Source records
╭──
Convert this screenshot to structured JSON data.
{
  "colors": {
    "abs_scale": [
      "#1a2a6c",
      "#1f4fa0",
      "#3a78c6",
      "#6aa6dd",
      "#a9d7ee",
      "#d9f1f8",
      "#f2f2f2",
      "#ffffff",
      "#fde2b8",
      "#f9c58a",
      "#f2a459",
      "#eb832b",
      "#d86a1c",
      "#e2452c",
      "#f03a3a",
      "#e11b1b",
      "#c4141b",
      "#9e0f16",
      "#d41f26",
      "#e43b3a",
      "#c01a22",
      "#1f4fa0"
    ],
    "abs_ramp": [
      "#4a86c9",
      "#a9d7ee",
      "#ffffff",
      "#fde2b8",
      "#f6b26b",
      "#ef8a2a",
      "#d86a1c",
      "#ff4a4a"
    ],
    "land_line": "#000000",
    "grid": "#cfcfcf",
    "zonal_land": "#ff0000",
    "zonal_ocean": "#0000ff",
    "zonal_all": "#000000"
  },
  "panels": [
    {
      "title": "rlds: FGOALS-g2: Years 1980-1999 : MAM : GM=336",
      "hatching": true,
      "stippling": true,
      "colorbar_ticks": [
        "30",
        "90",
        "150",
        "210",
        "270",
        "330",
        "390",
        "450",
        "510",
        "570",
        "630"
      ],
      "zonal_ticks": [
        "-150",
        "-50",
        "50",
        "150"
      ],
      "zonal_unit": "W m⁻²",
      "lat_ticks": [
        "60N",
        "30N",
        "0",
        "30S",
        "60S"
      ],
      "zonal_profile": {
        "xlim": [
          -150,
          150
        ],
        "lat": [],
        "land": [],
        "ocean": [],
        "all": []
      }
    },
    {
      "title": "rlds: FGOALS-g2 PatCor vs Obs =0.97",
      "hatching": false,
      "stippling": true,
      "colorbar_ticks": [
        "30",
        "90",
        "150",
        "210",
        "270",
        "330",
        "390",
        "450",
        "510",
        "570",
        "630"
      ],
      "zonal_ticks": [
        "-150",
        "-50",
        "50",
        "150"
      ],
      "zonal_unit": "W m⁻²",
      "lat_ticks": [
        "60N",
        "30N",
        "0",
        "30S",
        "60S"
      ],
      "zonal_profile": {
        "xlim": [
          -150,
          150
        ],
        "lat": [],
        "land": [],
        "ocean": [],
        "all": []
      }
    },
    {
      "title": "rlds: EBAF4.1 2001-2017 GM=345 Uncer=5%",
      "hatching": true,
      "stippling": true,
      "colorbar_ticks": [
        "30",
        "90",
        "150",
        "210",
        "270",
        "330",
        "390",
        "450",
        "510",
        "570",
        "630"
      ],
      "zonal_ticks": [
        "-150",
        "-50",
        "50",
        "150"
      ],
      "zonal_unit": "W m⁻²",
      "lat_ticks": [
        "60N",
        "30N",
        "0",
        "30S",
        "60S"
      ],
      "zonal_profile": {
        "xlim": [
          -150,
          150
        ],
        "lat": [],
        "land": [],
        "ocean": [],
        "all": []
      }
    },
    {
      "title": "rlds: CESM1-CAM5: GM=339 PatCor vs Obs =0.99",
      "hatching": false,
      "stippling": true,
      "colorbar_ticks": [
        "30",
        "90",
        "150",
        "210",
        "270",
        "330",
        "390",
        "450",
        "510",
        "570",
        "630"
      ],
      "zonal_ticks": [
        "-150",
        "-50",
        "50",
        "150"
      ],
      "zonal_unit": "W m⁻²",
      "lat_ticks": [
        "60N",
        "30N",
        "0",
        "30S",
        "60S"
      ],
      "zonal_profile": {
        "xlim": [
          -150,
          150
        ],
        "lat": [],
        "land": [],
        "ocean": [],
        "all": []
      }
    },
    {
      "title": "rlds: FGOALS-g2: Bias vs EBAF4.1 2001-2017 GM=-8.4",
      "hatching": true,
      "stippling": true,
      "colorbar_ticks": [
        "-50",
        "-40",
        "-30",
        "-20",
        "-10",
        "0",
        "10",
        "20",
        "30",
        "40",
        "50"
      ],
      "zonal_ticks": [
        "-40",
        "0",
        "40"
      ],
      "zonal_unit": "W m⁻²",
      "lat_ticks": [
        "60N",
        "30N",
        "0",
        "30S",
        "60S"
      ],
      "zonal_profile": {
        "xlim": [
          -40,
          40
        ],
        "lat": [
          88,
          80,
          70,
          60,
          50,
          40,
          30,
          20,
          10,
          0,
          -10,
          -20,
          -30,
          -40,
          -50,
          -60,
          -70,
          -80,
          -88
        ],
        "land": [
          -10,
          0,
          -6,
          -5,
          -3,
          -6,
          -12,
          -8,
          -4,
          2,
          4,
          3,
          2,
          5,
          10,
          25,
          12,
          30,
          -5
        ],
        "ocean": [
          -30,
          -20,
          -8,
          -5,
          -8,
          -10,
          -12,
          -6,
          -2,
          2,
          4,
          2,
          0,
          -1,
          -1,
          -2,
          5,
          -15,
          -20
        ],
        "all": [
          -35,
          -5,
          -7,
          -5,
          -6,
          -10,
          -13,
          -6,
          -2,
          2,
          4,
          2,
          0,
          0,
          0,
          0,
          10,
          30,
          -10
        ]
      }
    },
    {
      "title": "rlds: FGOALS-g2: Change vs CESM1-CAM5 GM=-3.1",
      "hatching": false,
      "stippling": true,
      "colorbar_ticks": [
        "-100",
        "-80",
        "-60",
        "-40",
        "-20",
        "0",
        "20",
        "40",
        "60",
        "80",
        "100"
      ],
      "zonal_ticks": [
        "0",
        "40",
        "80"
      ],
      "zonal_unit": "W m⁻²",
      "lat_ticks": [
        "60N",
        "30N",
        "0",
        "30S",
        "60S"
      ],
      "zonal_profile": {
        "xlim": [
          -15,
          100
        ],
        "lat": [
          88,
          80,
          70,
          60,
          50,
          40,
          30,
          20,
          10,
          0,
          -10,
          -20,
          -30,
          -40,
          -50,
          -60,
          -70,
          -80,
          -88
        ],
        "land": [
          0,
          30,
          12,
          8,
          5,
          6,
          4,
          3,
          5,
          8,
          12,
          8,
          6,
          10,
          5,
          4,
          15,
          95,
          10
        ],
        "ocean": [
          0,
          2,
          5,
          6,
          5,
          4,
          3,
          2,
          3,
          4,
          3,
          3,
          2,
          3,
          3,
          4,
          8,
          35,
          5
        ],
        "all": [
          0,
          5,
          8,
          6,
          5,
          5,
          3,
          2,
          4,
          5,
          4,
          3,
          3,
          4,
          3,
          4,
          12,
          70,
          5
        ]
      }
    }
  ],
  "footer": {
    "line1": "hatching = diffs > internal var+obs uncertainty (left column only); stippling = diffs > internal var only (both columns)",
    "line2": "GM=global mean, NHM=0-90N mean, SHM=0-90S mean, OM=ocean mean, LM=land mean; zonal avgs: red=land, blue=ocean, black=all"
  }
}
╰──
**Instructions for the task**
Generate an exact reproduction of all entries.

**Task response**
Convert this screenshot to structured JSON data.
{
  "colors": {
    "abs_scale": [
      "#1a2a6c",
      "#1f4fa0",
      "#3a78c6",
      "#6aa6dd",
      "#a9d7ee",
      "#d9f1f8",
      "#f2f2f2",
      "#ffffff",
      "#fde2b8",
      "#f9c58a",
      "#f2a459",
      "#eb832b",
      "#d86a1c",
      "#e2452c",
      "#f03a3a",
      "#e11b1b",
      "#c4141b",
      "#9e0f16",
      "#d41f26",
      "#e43b3a",
      "#c01a22",
      "#1f4fa0"
    ],
    "abs_ramp": [
      "#4a86c9",
      "#a9d7ee",
      "#ffffff",
      "#fde2b8",
      "#f6b26b",
      "#ef8a2a",
      "#d86a1c",
      "#ff4a4a"
    ],
    "land_line": "#000000",
    "grid": "#cfcfcf",
    "zonal_land": "#ff0000",
    "zonal_ocean": "#0000ff",
    "zonal_all": "#000000"
  },
  "panels": [
    {
      "title": "rlds: FGOALS-g2: Years 1980-1999 : MAM : GM=336",
      "hatching": true,
      "stippling": true,
      "colorbar_ticks": [
        "30",
        "90",
        "150",
        "210",
        "270",
        "330",
        "390",
        "450",
        "510",
        "570",
        "630"
      ],
      "zonal_ticks": [
        "-150",
        "-50",
        "50",
        "150"
      ],
      "zonal_unit": "W m⁻²",
      "lat_ticks": [
        "60N",
        "30N",
        "0",
        "30S",
        "60S"
      ],
      "zonal_profile": {
        "xlim": [
          -150,
          150
        ],
        "lat": [],
        "land": [],
        "ocean": [],
        "all": []
      }
    },
    {
      "title": "rlds: FGOALS-g2 PatCor vs Obs =0.97",
      "hatching": false,
      "stippling": true,
      "colorbar_ticks": [
        "30",
        "90",
        "150",
        "210",
        "270",
        "330",
        "390",
        "450",
        "510",
        "570",
        "630"
      ],
      "zonal_ticks": [
        "-150",
        "-50",
        "50",
        "150"
      ],
      "zonal_unit": "W m⁻²",
      "lat_ticks": [
        "60N",
        "30N",
        "0",
        "30S",
        "60S"
      ],
      "zonal_profile": {
        "xlim": [
          -150,
          150
        ],
        "lat": [],
        "land": [],
        "ocean": [],
        "all": []
      }
    },
    {
      "title": "rlds: EBAF4.1 2001-2017 GM=345 Uncer=5%",
      "hatching": true,
      "stippling": true,
      "colorbar_ticks": [
        "30",
        "90",
        "150",
        "210",
        "270",
        "330",
        "390",
        "450",
        "510",
        "570",
        "630"
      ],
      "zonal_ticks": [
        "-150",
        "-50",
        "50",
        "150"
      ],
      "zonal_unit": "W m⁻²",
      "lat_ticks": [
        "60N",
        "30N",
        "0",
        "30S",
        "60S"
      ],
      "zonal_profile": {
        "xlim": [
          -150,
          150
        ],
        "lat": [],
        "land": [],
        "ocean": [],
        "all": []
      }
    },
    {
      "title": "rlds: CESM1-CAM5: GM=339 PatCor vs Obs =0.99",
      "hatching": false,
      "stippling": true,
      "colorbar_ticks": [
        "30",
        "90",
        "150",
        "210",
        "270",
        "330",
        "390",
        "450",
        "510",
        "570",
        "630"
      ],
      "zonal_ticks": [
        "-150",
        "-50",
        "50",
        "150"
      ],
      "zonal_unit": "W m⁻²",
      "lat_ticks": [
        "60N",
        "30N",
        "0",
        "30S",
        "60S"
      ],
      "zonal_profile": {
        "xlim": [
          -150,
          150
        ],
        "lat": [],
        "land": [],
        "ocean": [],
        "all": []
      }
    },
    {
      "title": "rlds: FGOALS-g2: Bias vs EBAF4.1 2001-2017 GM=-8.4",
      "hatching": true,
      "stippling": true,
      "colorbar_ticks": [
        "-50",
        "-40",
        "-30",
        "-20",
        "-10",
        "0",
        "10",
        "20",
        "30",
        "40",
        "50"
      ],
      "zonal_ticks": [
        "-40",
        "0",
        "40"
      ],
      "zonal_unit": "W m⁻²",
      "lat_ticks": [
        "60N",
        "30N",
        "0",
        "30S",
        "60S"
      ],
      "zonal_profile": {
        "xlim": [
          -40,
          40
        ],
        "lat": [
          88,
          80,
          70,
          60,
          50,
          40,
          30,
          20,
          10,
          0,
          -10,
          -20,
          -30,
          -40,
          -50,
          -60,
          -70,
          -80,
          -88
        ],
        "land": [
          -10,
          0,
          -6,
          -5,
          -3,
          -6,
          -12,
          -8,
          -4,
          2,
          4,
          3,
          2,
          5,
          10,
          25,
          12,
          30,
          -5
        ],
        "ocean": [
          -30,
          -20,
          -8,
          -5,
          -8,
          -10,
          -12,
          -6,
          -2,
          2,
          4,
          2,
          0,
          -1,
          -1,
          -2,
          5,
          -15,
          -20
        ],
        "all": [
          -35,
          -5,
          -7,
          -5,
          -6,
          -10,
          -13,
          -6,
          -2,
          2,
          4,
          2,
          0,
          0,
          0,
          0,
          10,
          30,
          -10
        ]
      }
    },
    {
      "title": "rlds: FGOALS-g2: Change vs CESM1-CAM5 GM=-3.1",
      "hatching": false,
      "stippling": true,
      "colorbar_ticks": [
        "-100",
        "-80",
        "-60",
        "-40",
        "-20",
        "0",
        "20",
        "40",
        "60",
        "80",
        "100"
      ],
      "zonal_ticks": [
        "0",
        "40",
        "80"
      ],
      "zonal_unit": "W m⁻²",
      "lat_ticks": [
        "60N",
        "30N",
        "0",
        "30S",
        "60S"
      ],
      "zonal_profile": {
        "xlim": [
          -15,
          100
        ],
        "lat": [
          88,
          80,
          70,
          60,
          50,
          40,
          30,
          20,
          10,
          0,
          -10,
          -20,
          -30,
          -40,
          -50,
          -60,
          -70,
          -80,
          -88
        ],
        "land": [
          0,
          30,
          12,
          8,
          5,
          6,
          4,
          3,
          5,
          8,
          12,
          8,
          6,
          10,
          5,
          4,
          15,
          95,
          10
        ],
        "ocean": [
          0,
          2,
          5,
          6,
          5,
          4,
          3,
          2,
          3,
          4,
          3,
          3,
          2,
          3,
          3,
          4,
          8,
          35,
          5
        ],
        "all": [
          0,
          5,
          8,
          6,
          5,
          5,
          3,
          2,
          4,
          5,
          4,
          3,
          3,
          4,
          3,
          4,
          12,
          70,
          5
        ]
      }
    }
  ],
  "footer": {
    "line1": "hatching = diffs > internal var+obs uncertainty (left column only); stippling = diffs > internal var only (both columns)",
    "line2": "GM=global mean, NHM=0-90N mean, SHM=0-90S mean, OM=ocean mean, LM=land mean; zonal avgs: red=land, blue=ocean, black=all"
  }
}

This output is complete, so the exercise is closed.